> _Do this_
Determine how many lines of the material hold the string "Qwen" and reply with only that number.

****

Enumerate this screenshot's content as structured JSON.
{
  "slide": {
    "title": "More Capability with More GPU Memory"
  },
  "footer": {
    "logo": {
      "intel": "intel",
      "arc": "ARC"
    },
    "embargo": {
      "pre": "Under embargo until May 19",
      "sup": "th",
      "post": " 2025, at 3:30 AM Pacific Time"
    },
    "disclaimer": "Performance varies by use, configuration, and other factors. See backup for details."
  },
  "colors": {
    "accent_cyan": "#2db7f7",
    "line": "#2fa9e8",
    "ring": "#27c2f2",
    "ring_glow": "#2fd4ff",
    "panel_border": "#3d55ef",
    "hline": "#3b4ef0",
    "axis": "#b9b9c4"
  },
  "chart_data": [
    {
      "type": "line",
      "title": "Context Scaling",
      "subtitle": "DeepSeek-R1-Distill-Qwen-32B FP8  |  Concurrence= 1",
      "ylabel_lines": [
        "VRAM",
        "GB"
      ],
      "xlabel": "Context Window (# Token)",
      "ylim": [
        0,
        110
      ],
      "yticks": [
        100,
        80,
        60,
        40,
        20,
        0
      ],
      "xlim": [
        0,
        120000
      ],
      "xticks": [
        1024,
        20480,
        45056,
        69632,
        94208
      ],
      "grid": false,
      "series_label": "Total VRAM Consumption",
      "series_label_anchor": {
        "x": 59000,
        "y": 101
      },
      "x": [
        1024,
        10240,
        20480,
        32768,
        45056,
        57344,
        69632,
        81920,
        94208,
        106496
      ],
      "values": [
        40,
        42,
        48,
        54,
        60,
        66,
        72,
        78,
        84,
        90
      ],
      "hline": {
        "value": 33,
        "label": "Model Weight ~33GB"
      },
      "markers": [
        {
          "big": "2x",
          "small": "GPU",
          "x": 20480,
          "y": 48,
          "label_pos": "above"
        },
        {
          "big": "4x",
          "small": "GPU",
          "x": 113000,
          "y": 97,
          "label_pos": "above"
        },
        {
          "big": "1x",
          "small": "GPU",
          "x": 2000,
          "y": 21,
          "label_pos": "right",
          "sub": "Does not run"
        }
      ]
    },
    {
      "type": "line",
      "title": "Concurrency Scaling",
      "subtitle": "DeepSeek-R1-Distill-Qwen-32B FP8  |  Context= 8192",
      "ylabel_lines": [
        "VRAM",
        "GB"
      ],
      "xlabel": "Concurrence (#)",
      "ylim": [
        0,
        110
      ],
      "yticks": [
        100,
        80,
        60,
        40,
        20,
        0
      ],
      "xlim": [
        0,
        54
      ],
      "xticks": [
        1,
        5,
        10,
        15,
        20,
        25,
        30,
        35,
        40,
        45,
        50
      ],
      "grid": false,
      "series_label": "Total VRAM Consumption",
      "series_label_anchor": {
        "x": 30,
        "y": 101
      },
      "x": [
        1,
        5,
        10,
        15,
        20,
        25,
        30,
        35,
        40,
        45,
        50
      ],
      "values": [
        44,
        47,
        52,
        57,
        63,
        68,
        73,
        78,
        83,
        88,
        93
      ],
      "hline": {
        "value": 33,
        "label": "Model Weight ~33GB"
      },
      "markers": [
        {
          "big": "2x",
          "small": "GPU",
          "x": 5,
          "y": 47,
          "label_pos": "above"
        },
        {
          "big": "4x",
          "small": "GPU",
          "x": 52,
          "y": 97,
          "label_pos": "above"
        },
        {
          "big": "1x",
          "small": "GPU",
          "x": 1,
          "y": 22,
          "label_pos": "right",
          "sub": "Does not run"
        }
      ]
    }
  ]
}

****

> _Result_
2